Your answer should be a single number: the count of lines in the material below that hold "Transmission".
=== Records shown ===
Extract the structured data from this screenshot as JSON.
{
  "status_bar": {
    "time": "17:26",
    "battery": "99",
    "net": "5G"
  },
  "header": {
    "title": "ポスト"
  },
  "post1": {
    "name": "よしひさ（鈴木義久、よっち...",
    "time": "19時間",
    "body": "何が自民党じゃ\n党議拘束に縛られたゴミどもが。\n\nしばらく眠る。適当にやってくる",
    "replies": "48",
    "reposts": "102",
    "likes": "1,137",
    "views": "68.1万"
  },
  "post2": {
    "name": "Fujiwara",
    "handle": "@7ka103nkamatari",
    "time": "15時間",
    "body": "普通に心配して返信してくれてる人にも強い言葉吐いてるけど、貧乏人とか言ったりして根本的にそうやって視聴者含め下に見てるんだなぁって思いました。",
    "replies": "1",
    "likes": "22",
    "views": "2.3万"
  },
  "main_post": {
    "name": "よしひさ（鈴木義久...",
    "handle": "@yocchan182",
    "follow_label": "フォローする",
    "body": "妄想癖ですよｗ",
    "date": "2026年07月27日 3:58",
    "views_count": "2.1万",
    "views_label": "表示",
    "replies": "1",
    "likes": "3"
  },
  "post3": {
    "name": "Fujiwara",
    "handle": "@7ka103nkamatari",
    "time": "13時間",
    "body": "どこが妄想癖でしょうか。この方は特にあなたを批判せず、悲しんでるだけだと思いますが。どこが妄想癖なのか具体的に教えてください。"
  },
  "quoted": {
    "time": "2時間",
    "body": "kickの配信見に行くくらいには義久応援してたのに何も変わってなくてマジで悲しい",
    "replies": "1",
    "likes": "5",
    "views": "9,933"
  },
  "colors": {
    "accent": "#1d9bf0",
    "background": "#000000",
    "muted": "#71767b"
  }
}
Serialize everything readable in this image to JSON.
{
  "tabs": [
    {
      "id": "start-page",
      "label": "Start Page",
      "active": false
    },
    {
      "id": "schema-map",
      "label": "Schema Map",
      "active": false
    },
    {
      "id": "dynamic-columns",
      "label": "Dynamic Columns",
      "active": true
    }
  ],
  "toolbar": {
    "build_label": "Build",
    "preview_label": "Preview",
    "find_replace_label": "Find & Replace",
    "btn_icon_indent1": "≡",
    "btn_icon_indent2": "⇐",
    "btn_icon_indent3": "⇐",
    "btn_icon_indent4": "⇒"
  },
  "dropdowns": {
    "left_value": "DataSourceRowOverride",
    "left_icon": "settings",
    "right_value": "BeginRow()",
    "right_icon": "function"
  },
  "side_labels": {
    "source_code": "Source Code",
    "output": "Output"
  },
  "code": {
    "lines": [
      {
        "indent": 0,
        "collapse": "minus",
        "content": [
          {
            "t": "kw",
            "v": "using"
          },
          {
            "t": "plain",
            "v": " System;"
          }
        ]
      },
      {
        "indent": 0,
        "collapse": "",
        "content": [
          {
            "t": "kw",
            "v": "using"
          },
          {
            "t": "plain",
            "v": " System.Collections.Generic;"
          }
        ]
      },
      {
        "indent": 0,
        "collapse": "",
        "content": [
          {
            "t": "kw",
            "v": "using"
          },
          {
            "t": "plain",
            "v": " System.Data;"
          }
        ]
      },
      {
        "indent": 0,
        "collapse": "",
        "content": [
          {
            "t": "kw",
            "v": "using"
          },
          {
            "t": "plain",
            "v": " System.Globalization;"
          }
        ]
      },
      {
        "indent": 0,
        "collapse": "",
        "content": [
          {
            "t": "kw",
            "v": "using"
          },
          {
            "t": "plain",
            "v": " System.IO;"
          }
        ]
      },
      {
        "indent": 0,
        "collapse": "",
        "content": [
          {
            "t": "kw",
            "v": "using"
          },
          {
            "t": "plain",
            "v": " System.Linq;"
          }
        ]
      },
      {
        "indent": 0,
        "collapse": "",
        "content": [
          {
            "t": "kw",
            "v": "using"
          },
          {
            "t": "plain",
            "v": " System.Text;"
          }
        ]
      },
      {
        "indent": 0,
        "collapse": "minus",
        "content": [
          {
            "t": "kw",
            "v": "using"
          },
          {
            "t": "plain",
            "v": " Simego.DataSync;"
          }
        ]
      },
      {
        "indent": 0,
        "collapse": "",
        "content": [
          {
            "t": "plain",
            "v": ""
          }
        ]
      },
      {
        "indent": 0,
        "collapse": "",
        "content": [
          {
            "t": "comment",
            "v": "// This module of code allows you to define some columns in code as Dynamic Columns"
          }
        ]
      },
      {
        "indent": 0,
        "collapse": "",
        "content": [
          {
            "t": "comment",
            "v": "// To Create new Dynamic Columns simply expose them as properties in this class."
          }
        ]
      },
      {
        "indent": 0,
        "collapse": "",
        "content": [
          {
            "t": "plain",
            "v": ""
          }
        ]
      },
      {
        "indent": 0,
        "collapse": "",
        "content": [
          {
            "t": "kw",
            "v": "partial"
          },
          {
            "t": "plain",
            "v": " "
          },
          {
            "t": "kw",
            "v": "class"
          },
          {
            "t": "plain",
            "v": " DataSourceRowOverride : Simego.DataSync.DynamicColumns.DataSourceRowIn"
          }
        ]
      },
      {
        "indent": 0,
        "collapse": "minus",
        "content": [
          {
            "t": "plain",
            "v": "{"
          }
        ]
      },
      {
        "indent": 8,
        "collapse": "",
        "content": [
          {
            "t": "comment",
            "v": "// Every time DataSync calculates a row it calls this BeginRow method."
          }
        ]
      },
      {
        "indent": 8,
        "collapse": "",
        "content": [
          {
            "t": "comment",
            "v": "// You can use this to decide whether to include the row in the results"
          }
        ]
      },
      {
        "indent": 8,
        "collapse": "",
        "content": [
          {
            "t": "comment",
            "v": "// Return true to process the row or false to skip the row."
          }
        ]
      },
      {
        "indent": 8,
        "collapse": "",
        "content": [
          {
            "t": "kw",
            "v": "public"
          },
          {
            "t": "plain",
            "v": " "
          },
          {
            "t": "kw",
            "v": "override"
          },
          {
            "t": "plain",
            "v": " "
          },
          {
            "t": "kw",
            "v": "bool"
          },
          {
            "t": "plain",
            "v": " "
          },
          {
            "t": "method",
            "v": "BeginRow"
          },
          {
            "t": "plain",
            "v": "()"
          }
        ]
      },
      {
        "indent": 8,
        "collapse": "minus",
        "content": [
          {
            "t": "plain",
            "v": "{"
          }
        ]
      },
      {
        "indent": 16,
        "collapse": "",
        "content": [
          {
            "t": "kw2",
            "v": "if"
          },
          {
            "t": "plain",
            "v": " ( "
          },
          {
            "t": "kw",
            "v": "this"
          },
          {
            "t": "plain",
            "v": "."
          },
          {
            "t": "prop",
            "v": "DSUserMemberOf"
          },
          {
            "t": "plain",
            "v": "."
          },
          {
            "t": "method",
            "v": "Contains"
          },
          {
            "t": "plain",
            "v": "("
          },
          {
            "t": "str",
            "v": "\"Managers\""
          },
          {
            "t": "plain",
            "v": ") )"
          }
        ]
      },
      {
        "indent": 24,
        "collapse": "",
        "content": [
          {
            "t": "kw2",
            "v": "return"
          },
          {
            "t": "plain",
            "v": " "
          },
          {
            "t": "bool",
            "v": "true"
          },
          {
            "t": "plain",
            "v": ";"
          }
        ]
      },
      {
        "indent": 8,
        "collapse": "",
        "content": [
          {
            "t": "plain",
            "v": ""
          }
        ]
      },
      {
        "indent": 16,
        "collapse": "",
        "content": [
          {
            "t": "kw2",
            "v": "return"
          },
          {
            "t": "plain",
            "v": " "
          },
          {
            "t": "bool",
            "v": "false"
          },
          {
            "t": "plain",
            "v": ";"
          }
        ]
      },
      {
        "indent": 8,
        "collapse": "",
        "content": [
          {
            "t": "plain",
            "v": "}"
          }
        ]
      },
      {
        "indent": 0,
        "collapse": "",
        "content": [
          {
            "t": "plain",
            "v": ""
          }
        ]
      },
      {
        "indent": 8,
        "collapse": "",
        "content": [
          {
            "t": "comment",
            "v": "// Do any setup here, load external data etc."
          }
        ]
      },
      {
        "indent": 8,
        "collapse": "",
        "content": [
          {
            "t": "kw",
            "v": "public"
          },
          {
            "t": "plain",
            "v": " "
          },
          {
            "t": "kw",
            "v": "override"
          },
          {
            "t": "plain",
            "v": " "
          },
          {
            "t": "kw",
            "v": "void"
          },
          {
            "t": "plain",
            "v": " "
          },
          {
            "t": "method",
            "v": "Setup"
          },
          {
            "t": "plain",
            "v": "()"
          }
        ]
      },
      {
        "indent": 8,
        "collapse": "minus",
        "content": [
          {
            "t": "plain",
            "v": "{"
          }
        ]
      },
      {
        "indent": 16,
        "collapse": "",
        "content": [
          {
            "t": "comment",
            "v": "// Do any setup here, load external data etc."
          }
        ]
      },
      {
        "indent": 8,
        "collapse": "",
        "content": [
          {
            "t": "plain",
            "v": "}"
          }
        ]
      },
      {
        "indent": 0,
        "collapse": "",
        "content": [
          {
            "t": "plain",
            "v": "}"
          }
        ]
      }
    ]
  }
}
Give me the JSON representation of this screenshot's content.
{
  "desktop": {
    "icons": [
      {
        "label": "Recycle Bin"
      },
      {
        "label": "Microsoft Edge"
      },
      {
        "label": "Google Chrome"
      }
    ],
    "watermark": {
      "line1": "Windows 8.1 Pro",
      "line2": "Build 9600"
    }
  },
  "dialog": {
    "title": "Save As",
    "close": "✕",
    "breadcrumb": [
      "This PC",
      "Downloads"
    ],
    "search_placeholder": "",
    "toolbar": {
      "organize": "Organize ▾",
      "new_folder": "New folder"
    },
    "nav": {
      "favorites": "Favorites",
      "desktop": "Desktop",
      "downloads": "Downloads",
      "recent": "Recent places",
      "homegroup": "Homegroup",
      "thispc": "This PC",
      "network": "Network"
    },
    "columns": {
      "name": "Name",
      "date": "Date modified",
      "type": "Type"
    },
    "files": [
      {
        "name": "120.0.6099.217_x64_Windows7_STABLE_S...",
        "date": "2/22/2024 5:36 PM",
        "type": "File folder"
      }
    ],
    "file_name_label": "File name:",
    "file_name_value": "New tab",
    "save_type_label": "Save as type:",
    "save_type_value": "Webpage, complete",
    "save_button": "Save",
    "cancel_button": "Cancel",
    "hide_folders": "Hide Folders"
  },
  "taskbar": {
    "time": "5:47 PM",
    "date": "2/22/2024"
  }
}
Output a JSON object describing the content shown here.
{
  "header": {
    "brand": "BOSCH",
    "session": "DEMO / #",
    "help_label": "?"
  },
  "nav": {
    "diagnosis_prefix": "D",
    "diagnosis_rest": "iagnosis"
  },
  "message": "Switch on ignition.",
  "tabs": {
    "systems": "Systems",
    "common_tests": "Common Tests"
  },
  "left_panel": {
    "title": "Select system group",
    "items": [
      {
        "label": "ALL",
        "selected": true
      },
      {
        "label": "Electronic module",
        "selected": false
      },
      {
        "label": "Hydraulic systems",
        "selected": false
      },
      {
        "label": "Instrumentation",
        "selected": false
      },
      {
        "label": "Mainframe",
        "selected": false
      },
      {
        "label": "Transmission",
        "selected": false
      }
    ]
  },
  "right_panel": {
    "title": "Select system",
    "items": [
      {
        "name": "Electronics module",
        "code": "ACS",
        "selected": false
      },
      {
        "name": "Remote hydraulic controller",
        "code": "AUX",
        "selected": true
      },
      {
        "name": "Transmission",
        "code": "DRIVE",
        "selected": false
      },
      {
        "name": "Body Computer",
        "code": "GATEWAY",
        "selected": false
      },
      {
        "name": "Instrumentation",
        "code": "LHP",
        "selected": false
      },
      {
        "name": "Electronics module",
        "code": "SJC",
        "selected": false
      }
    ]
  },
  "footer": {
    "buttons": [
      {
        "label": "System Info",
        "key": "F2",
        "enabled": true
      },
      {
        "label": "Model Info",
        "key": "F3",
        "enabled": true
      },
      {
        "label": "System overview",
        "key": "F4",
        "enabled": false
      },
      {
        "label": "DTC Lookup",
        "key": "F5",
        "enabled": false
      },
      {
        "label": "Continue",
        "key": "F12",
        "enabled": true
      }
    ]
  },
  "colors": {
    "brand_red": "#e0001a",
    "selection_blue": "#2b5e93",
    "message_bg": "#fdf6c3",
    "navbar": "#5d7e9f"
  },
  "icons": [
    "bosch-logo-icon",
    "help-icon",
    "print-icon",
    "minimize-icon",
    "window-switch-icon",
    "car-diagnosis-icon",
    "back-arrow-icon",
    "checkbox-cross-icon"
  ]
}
===
Answer to this problem: 2